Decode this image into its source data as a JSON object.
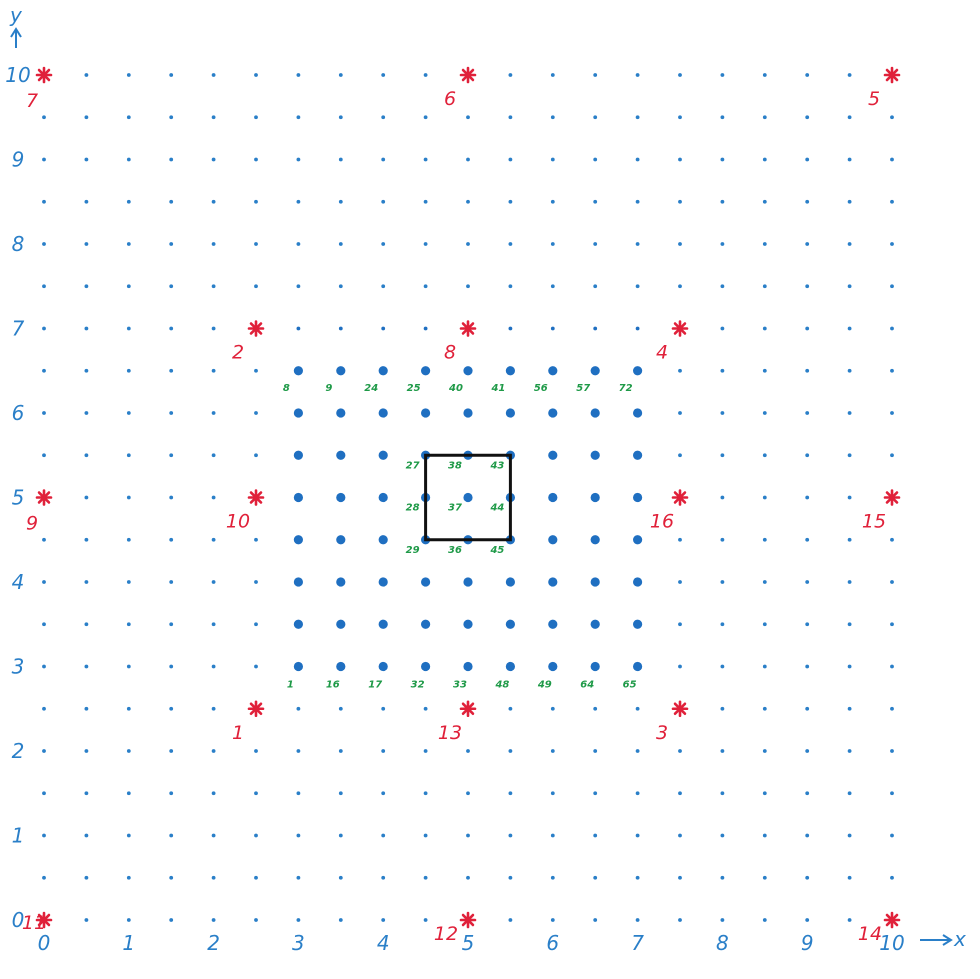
{
  "axes": {
    "x_label": "x",
    "y_label": "y",
    "x_ticks": [
      "0",
      "1",
      "2",
      "3",
      "4",
      "5",
      "6",
      "7",
      "8",
      "9",
      "10"
    ],
    "y_ticks": [
      "0",
      "1",
      "2",
      "3",
      "4",
      "5",
      "6",
      "7",
      "8",
      "9",
      "10"
    ],
    "xlim": [
      0,
      10
    ],
    "ylim": [
      0,
      10
    ]
  },
  "colors": {
    "axis": "#2a7fc8",
    "dot": "#2a7fc8",
    "fine_node": "#1f6fc1",
    "coarse_point": "#e0213a",
    "node_label": "#1f9a48",
    "cell": "#111111"
  },
  "background_grid": {
    "step": 0.5,
    "range": [
      0,
      10
    ]
  },
  "fine_grid": {
    "step": 0.5,
    "range": [
      3,
      7
    ]
  },
  "coarse_points": [
    {
      "label": "1",
      "x": 2.5,
      "y": 2.5
    },
    {
      "label": "2",
      "x": 2.5,
      "y": 7
    },
    {
      "label": "3",
      "x": 7.5,
      "y": 2.5
    },
    {
      "label": "4",
      "x": 7.5,
      "y": 7
    },
    {
      "label": "5",
      "x": 10,
      "y": 10
    },
    {
      "label": "6",
      "x": 5,
      "y": 10
    },
    {
      "label": "7",
      "x": 0,
      "y": 10
    },
    {
      "label": "8",
      "x": 5,
      "y": 7
    },
    {
      "label": "9",
      "x": 0,
      "y": 5
    },
    {
      "label": "10",
      "x": 2.5,
      "y": 5
    },
    {
      "label": "11",
      "x": 0,
      "y": 0
    },
    {
      "label": "12",
      "x": 5,
      "y": 0
    },
    {
      "label": "13",
      "x": 5,
      "y": 2.5
    },
    {
      "label": "14",
      "x": 10,
      "y": 0
    },
    {
      "label": "15",
      "x": 10,
      "y": 5
    },
    {
      "label": "16",
      "x": 7.5,
      "y": 5
    }
  ],
  "node_labels": [
    {
      "label": "8",
      "x": 3,
      "y": 6.5
    },
    {
      "label": "9",
      "x": 3.5,
      "y": 6.5
    },
    {
      "label": "24",
      "x": 4,
      "y": 6.5
    },
    {
      "label": "25",
      "x": 4.5,
      "y": 6.5
    },
    {
      "label": "40",
      "x": 5,
      "y": 6.5
    },
    {
      "label": "41",
      "x": 5.5,
      "y": 6.5
    },
    {
      "label": "56",
      "x": 6,
      "y": 6.5
    },
    {
      "label": "57",
      "x": 6.5,
      "y": 6.5
    },
    {
      "label": "72",
      "x": 7,
      "y": 6.5
    },
    {
      "label": "27",
      "x": 4.5,
      "y": 5.5
    },
    {
      "label": "38",
      "x": 5,
      "y": 5.5
    },
    {
      "label": "43",
      "x": 5.5,
      "y": 5.5
    },
    {
      "label": "28",
      "x": 4.5,
      "y": 5
    },
    {
      "label": "37",
      "x": 5,
      "y": 5
    },
    {
      "label": "44",
      "x": 5.5,
      "y": 5
    },
    {
      "label": "29",
      "x": 4.5,
      "y": 4.5
    },
    {
      "label": "36",
      "x": 5,
      "y": 4.5
    },
    {
      "label": "45",
      "x": 5.5,
      "y": 4.5
    },
    {
      "label": "1",
      "x": 3,
      "y": 3
    },
    {
      "label": "16",
      "x": 3.5,
      "y": 3
    },
    {
      "label": "17",
      "x": 4,
      "y": 3
    },
    {
      "label": "32",
      "x": 4.5,
      "y": 3
    },
    {
      "label": "33",
      "x": 5,
      "y": 3
    },
    {
      "label": "48",
      "x": 5.5,
      "y": 3
    },
    {
      "label": "49",
      "x": 6,
      "y": 3
    },
    {
      "label": "64",
      "x": 6.5,
      "y": 3
    },
    {
      "label": "65",
      "x": 7,
      "y": 3
    }
  ],
  "highlight_cell": {
    "x0": 4.5,
    "y0": 4.5,
    "x1": 5.5,
    "y1": 5.5
  }
}
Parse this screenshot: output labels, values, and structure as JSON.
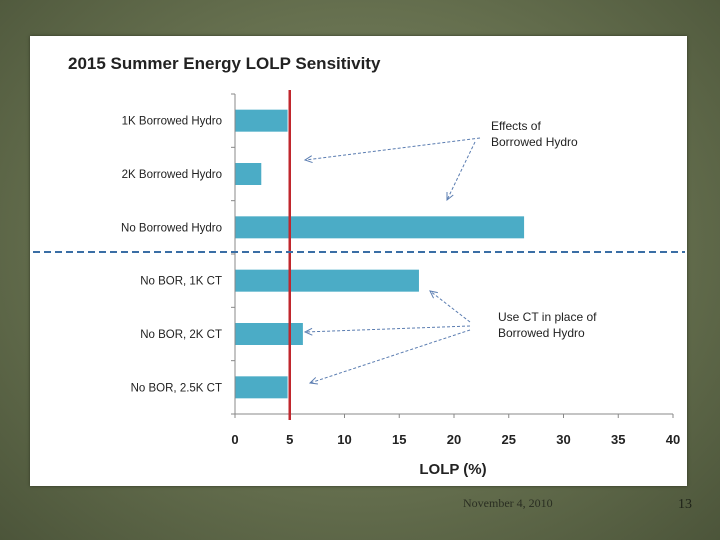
{
  "slide": {
    "footer_date": "November 4, 2010",
    "slide_number": "13"
  },
  "colors": {
    "bar": "#4bacc6",
    "reference_line": "#c0272d",
    "divider": "#3a6ea5",
    "arrow": "#5b7db1"
  },
  "chart_data": {
    "type": "bar",
    "orientation": "horizontal",
    "title": "2015 Summer Energy LOLP Sensitivity",
    "xlabel": "LOLP (%)",
    "ylabel": "",
    "xlim": [
      0,
      40
    ],
    "xticks": [
      0,
      5,
      10,
      15,
      20,
      25,
      30,
      35,
      40
    ],
    "categories": [
      "1K Borrowed Hydro",
      "2K Borrowed Hydro",
      "No Borrowed Hydro",
      "No BOR, 1K CT",
      "No BOR, 2K CT",
      "No BOR, 2.5K CT"
    ],
    "values": [
      4.8,
      2.4,
      26.4,
      16.8,
      6.2,
      4.8
    ],
    "reference_line": 5,
    "grid": false,
    "annotations": [
      {
        "lines": [
          "Effects of",
          "Borrowed Hydro"
        ]
      },
      {
        "lines": [
          "Use CT in place of",
          "Borrowed Hydro"
        ]
      }
    ]
  }
}
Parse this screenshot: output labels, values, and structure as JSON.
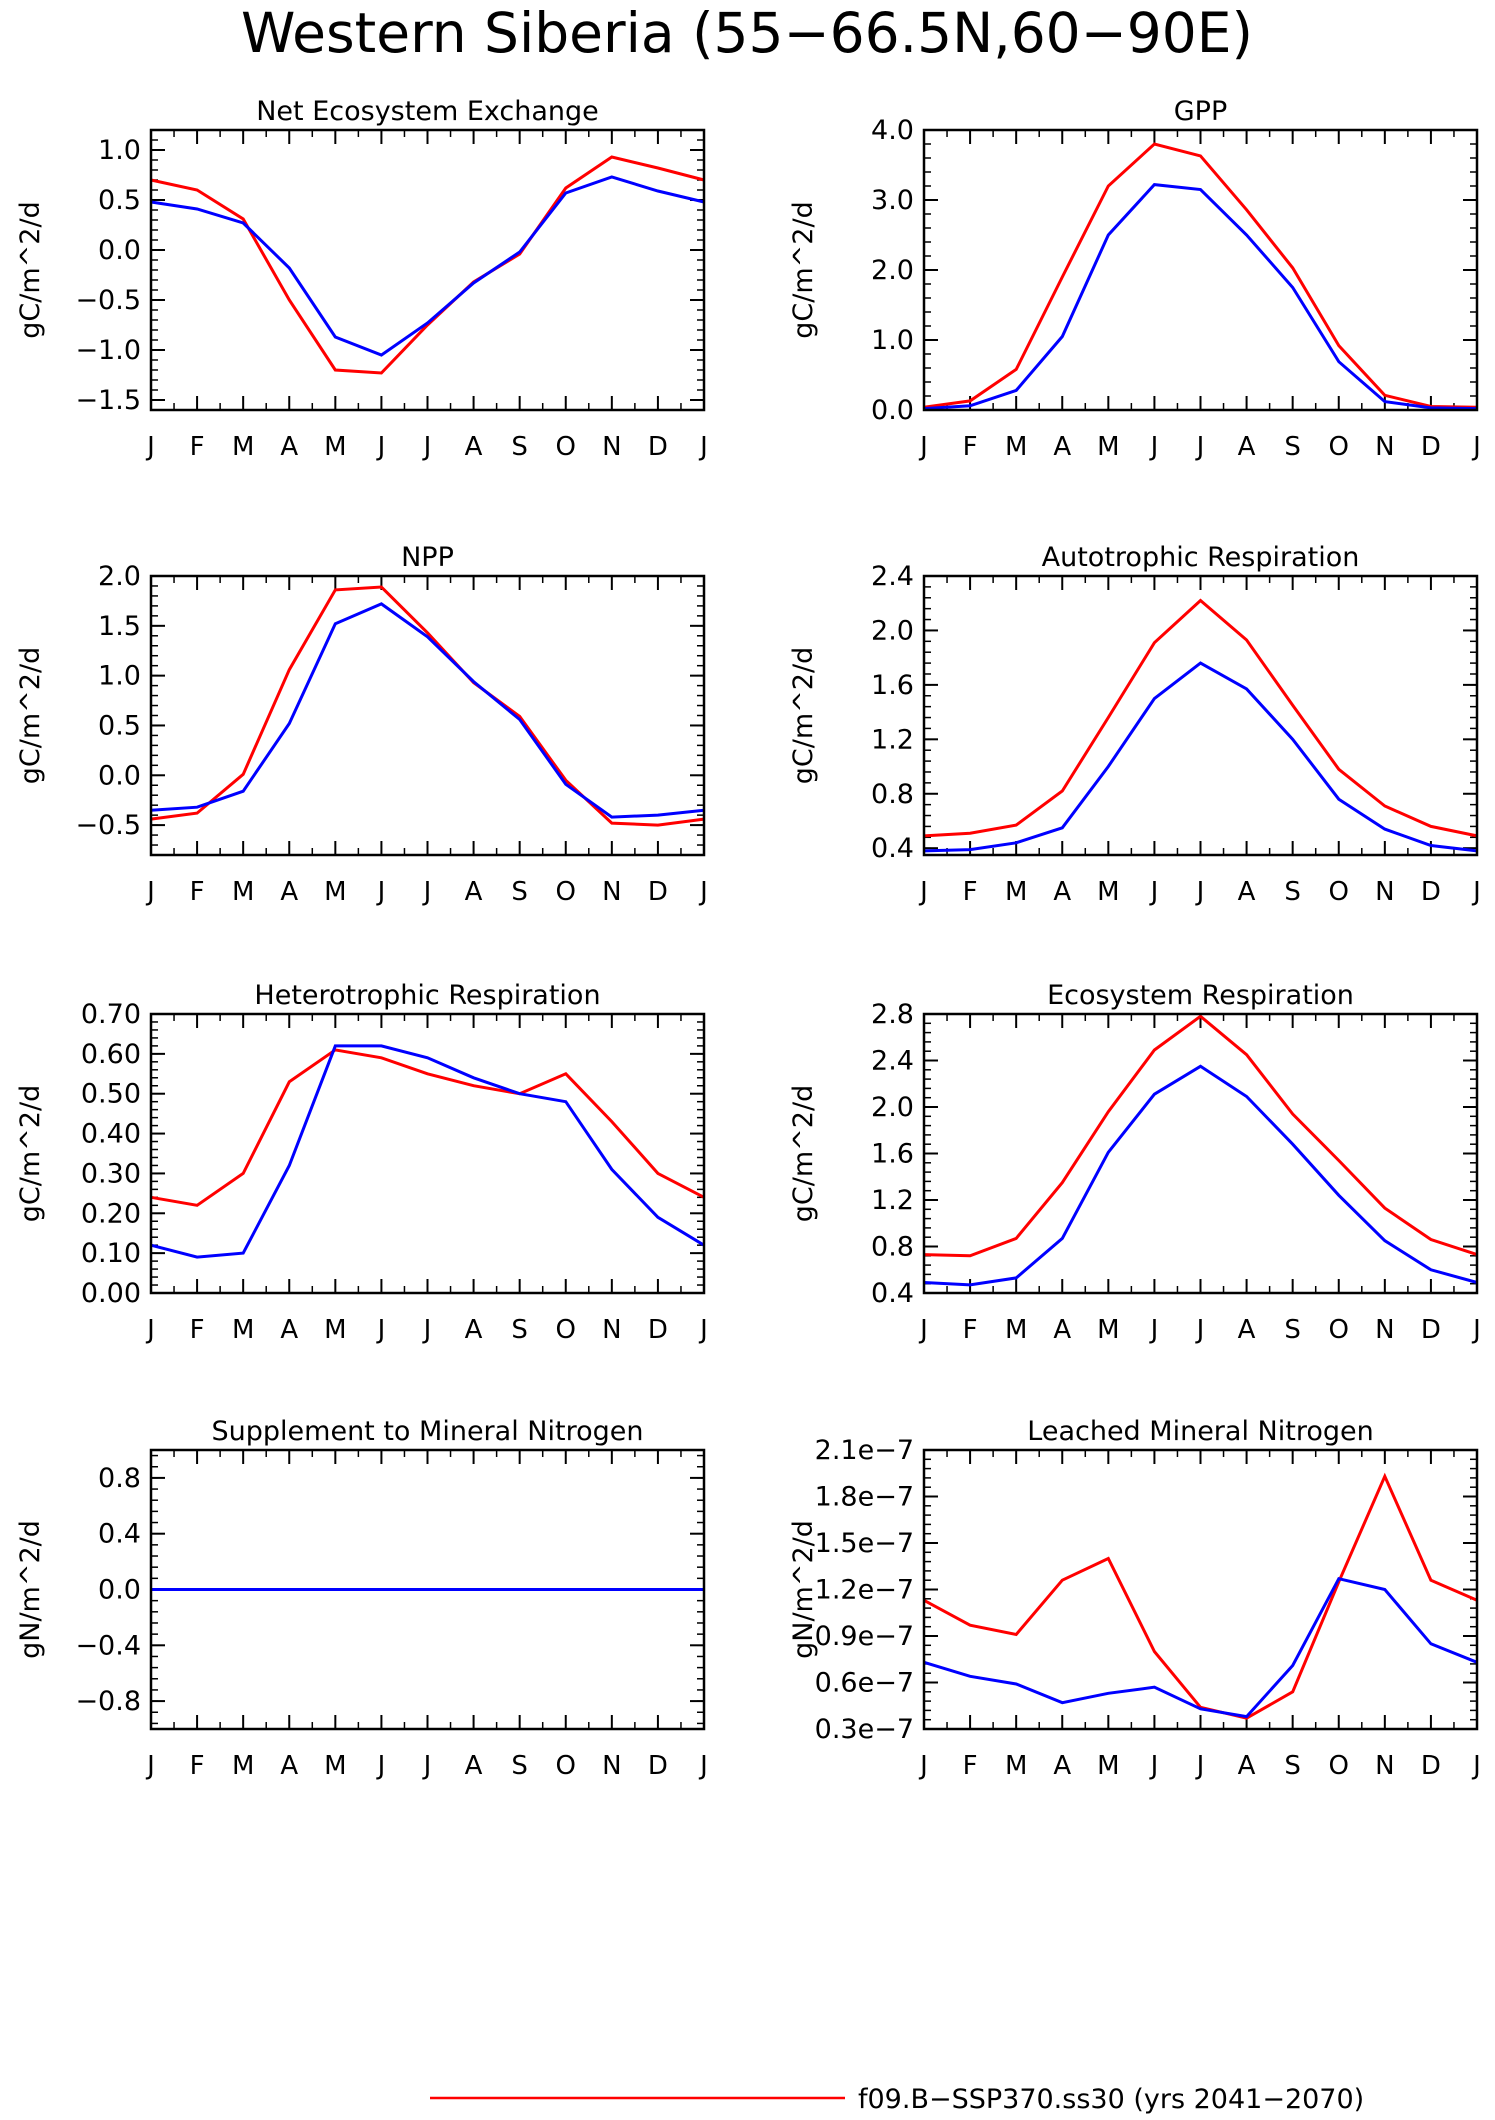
{
  "figure": {
    "title": "Western Siberia (55−66.5N,60−90E)",
    "series_colors": [
      "#ff0000",
      "#0000ff"
    ],
    "legend": [
      {
        "label": "f09.B−SSP370.ss30 (yrs 2041−2070)",
        "color": "#ff0000"
      }
    ]
  },
  "chart_data": [
    {
      "type": "line",
      "title": "Net Ecosystem Exchange",
      "ylabel": "gC/m^2/d",
      "categories": [
        "J",
        "F",
        "M",
        "A",
        "M",
        "J",
        "J",
        "A",
        "S",
        "O",
        "N",
        "D",
        "J"
      ],
      "ylim": [
        -1.6,
        1.2
      ],
      "yticks": [
        -1.5,
        -1.0,
        -0.5,
        0.0,
        0.5,
        1.0
      ],
      "yticklabels": [
        "−1.5",
        "−1.0",
        "−0.5",
        "0.0",
        "0.5",
        "1.0"
      ],
      "series": [
        {
          "color": "#ff0000",
          "values": [
            0.7,
            0.6,
            0.31,
            -0.5,
            -1.2,
            -1.23,
            -0.75,
            -0.32,
            -0.04,
            0.62,
            0.93,
            0.82,
            0.7
          ]
        },
        {
          "color": "#0000ff",
          "values": [
            0.48,
            0.41,
            0.27,
            -0.18,
            -0.87,
            -1.05,
            -0.73,
            -0.33,
            -0.02,
            0.57,
            0.73,
            0.59,
            0.48
          ]
        }
      ]
    },
    {
      "type": "line",
      "title": "GPP",
      "ylabel": "gC/m^2/d",
      "categories": [
        "J",
        "F",
        "M",
        "A",
        "M",
        "J",
        "J",
        "A",
        "S",
        "O",
        "N",
        "D",
        "J"
      ],
      "ylim": [
        0.0,
        4.0
      ],
      "yticks": [
        0.0,
        1.0,
        2.0,
        3.0,
        4.0
      ],
      "yticklabels": [
        "0.0",
        "1.0",
        "2.0",
        "3.0",
        "4.0"
      ],
      "series": [
        {
          "color": "#ff0000",
          "values": [
            0.04,
            0.13,
            0.58,
            1.9,
            3.2,
            3.8,
            3.63,
            2.86,
            2.03,
            0.92,
            0.21,
            0.05,
            0.04
          ]
        },
        {
          "color": "#0000ff",
          "values": [
            0.02,
            0.06,
            0.28,
            1.05,
            2.5,
            3.22,
            3.15,
            2.5,
            1.75,
            0.69,
            0.12,
            0.03,
            0.02
          ]
        }
      ]
    },
    {
      "type": "line",
      "title": "NPP",
      "ylabel": "gC/m^2/d",
      "categories": [
        "J",
        "F",
        "M",
        "A",
        "M",
        "J",
        "J",
        "A",
        "S",
        "O",
        "N",
        "D",
        "J"
      ],
      "ylim": [
        -0.8,
        2.0
      ],
      "yticks": [
        -0.5,
        0.0,
        0.5,
        1.0,
        1.5,
        2.0
      ],
      "yticklabels": [
        "−0.5",
        "0.0",
        "0.5",
        "1.0",
        "1.5",
        "2.0"
      ],
      "series": [
        {
          "color": "#ff0000",
          "values": [
            -0.44,
            -0.38,
            0.01,
            1.06,
            1.86,
            1.89,
            1.43,
            0.93,
            0.59,
            -0.05,
            -0.48,
            -0.5,
            -0.44
          ]
        },
        {
          "color": "#0000ff",
          "values": [
            -0.35,
            -0.32,
            -0.16,
            0.52,
            1.52,
            1.72,
            1.39,
            0.94,
            0.56,
            -0.09,
            -0.42,
            -0.4,
            -0.35
          ]
        }
      ]
    },
    {
      "type": "line",
      "title": "Autotrophic Respiration",
      "ylabel": "gC/m^2/d",
      "categories": [
        "J",
        "F",
        "M",
        "A",
        "M",
        "J",
        "J",
        "A",
        "S",
        "O",
        "N",
        "D",
        "J"
      ],
      "ylim": [
        0.35,
        2.4
      ],
      "yticks": [
        0.4,
        0.8,
        1.2,
        1.6,
        2.0,
        2.4
      ],
      "yticklabels": [
        "0.4",
        "0.8",
        "1.2",
        "1.6",
        "2.0",
        "2.4"
      ],
      "series": [
        {
          "color": "#ff0000",
          "values": [
            0.49,
            0.51,
            0.57,
            0.82,
            1.36,
            1.91,
            2.22,
            1.93,
            1.45,
            0.98,
            0.71,
            0.56,
            0.49
          ]
        },
        {
          "color": "#0000ff",
          "values": [
            0.38,
            0.39,
            0.44,
            0.55,
            1.0,
            1.5,
            1.76,
            1.57,
            1.2,
            0.76,
            0.54,
            0.42,
            0.38
          ]
        }
      ]
    },
    {
      "type": "line",
      "title": "Heterotrophic Respiration",
      "ylabel": "gC/m^2/d",
      "categories": [
        "J",
        "F",
        "M",
        "A",
        "M",
        "J",
        "J",
        "A",
        "S",
        "O",
        "N",
        "D",
        "J"
      ],
      "ylim": [
        0.0,
        0.7
      ],
      "yticks": [
        0.0,
        0.1,
        0.2,
        0.3,
        0.4,
        0.5,
        0.6,
        0.7
      ],
      "yticklabels": [
        "0.00",
        "0.10",
        "0.20",
        "0.30",
        "0.40",
        "0.50",
        "0.60",
        "0.70"
      ],
      "series": [
        {
          "color": "#ff0000",
          "values": [
            0.24,
            0.22,
            0.3,
            0.53,
            0.61,
            0.59,
            0.55,
            0.52,
            0.5,
            0.55,
            0.43,
            0.3,
            0.24
          ]
        },
        {
          "color": "#0000ff",
          "values": [
            0.12,
            0.09,
            0.1,
            0.32,
            0.62,
            0.62,
            0.59,
            0.54,
            0.5,
            0.48,
            0.31,
            0.19,
            0.12
          ]
        }
      ]
    },
    {
      "type": "line",
      "title": "Ecosystem Respiration",
      "ylabel": "gC/m^2/d",
      "categories": [
        "J",
        "F",
        "M",
        "A",
        "M",
        "J",
        "J",
        "A",
        "S",
        "O",
        "N",
        "D",
        "J"
      ],
      "ylim": [
        0.4,
        2.8
      ],
      "yticks": [
        0.4,
        0.8,
        1.2,
        1.6,
        2.0,
        2.4,
        2.8
      ],
      "yticklabels": [
        "0.4",
        "0.8",
        "1.2",
        "1.6",
        "2.0",
        "2.4",
        "2.8"
      ],
      "series": [
        {
          "color": "#ff0000",
          "values": [
            0.73,
            0.72,
            0.87,
            1.35,
            1.96,
            2.49,
            2.78,
            2.45,
            1.94,
            1.54,
            1.13,
            0.86,
            0.73
          ]
        },
        {
          "color": "#0000ff",
          "values": [
            0.49,
            0.47,
            0.53,
            0.87,
            1.61,
            2.11,
            2.35,
            2.09,
            1.68,
            1.24,
            0.85,
            0.6,
            0.49
          ]
        }
      ]
    },
    {
      "type": "line",
      "title": "Supplement to Mineral Nitrogen",
      "ylabel": "gN/m^2/d",
      "categories": [
        "J",
        "F",
        "M",
        "A",
        "M",
        "J",
        "J",
        "A",
        "S",
        "O",
        "N",
        "D",
        "J"
      ],
      "ylim": [
        -1.0,
        1.0
      ],
      "yticks": [
        -0.8,
        -0.4,
        0.0,
        0.4,
        0.8
      ],
      "yticklabels": [
        "−0.8",
        "−0.4",
        "0.0",
        "0.4",
        "0.8"
      ],
      "series": [
        {
          "color": "#ff0000",
          "values": [
            0,
            0,
            0,
            0,
            0,
            0,
            0,
            0,
            0,
            0,
            0,
            0,
            0
          ]
        },
        {
          "color": "#0000ff",
          "values": [
            0,
            0,
            0,
            0,
            0,
            0,
            0,
            0,
            0,
            0,
            0,
            0,
            0
          ]
        }
      ]
    },
    {
      "type": "line",
      "title": "Leached Mineral Nitrogen",
      "ylabel": "gN/m^2/d",
      "categories": [
        "J",
        "F",
        "M",
        "A",
        "M",
        "J",
        "J",
        "A",
        "S",
        "O",
        "N",
        "D",
        "J"
      ],
      "ylim": [
        3e-08,
        2.1e-07
      ],
      "yticks": [
        3e-08,
        6e-08,
        9e-08,
        1.2e-07,
        1.5e-07,
        1.8e-07,
        2.1e-07
      ],
      "yticklabels": [
        "0.3e−7",
        "0.6e−7",
        "0.9e−7",
        "1.2e−7",
        "1.5e−7",
        "1.8e−7",
        "2.1e−7"
      ],
      "series": [
        {
          "color": "#ff0000",
          "values": [
            1.13e-07,
            9.7e-08,
            9.1e-08,
            1.26e-07,
            1.4e-07,
            8e-08,
            4.4e-08,
            3.7e-08,
            5.4e-08,
            1.25e-07,
            1.93e-07,
            1.26e-07,
            1.13e-07
          ]
        },
        {
          "color": "#0000ff",
          "values": [
            7.3e-08,
            6.4e-08,
            5.9e-08,
            4.7e-08,
            5.3e-08,
            5.7e-08,
            4.3e-08,
            3.8e-08,
            7.1e-08,
            1.27e-07,
            1.2e-07,
            8.5e-08,
            7.3e-08
          ]
        }
      ]
    }
  ]
}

◆ AIM OF THE EXERCISE
Write out every line from the entries where "Nitrogen" appears.

◆ CORRECT RESULT
      "title": "Supplement to Mineral Nitrogen",
      "title": "Leached Mineral Nitrogen",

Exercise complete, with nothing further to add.